-- start --

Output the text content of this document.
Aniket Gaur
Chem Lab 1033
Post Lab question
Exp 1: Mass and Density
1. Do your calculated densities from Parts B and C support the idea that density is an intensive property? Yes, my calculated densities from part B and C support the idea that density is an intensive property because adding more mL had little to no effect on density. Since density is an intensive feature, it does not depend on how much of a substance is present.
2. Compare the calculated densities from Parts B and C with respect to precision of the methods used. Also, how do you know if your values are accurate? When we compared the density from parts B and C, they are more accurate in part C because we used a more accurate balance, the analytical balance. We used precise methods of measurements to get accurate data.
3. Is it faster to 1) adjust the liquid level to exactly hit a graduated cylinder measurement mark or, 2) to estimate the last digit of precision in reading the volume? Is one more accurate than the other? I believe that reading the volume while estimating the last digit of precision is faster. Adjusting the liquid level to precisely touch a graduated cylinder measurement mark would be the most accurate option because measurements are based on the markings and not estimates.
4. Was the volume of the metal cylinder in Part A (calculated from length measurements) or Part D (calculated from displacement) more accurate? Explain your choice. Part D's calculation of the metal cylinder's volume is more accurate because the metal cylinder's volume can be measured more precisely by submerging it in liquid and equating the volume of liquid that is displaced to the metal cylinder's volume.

-- end --

### [What you should do]
Extract all lines from the material above that include the word "precisely".

### [Task answer]
3. Is it faster to 1) adjust the liquid level to exactly hit a graduated cylinder measurement mark or, 2) to estimate the last digit of precision in reading the volume? Is one more accurate than the other? I believe that reading the volume while estimating the last digit of precision is faster. Adjusting the liquid level to precisely touch a graduated cylinder measurement mark would be the most accurate option because measurements are based on the markings and not estimates.
4. Was the volume of the metal cylinder in Part A (calculated from length measurements) or Part D (calculated from displacement) more accurate? Explain your choice. Part D's calculation of the metal cylinder's volume is more accurate because the metal cylinder's volume can be measured more precisely by submerging it in liquid and equating the volume of liquid that is displaced to the metal cylinder's volume.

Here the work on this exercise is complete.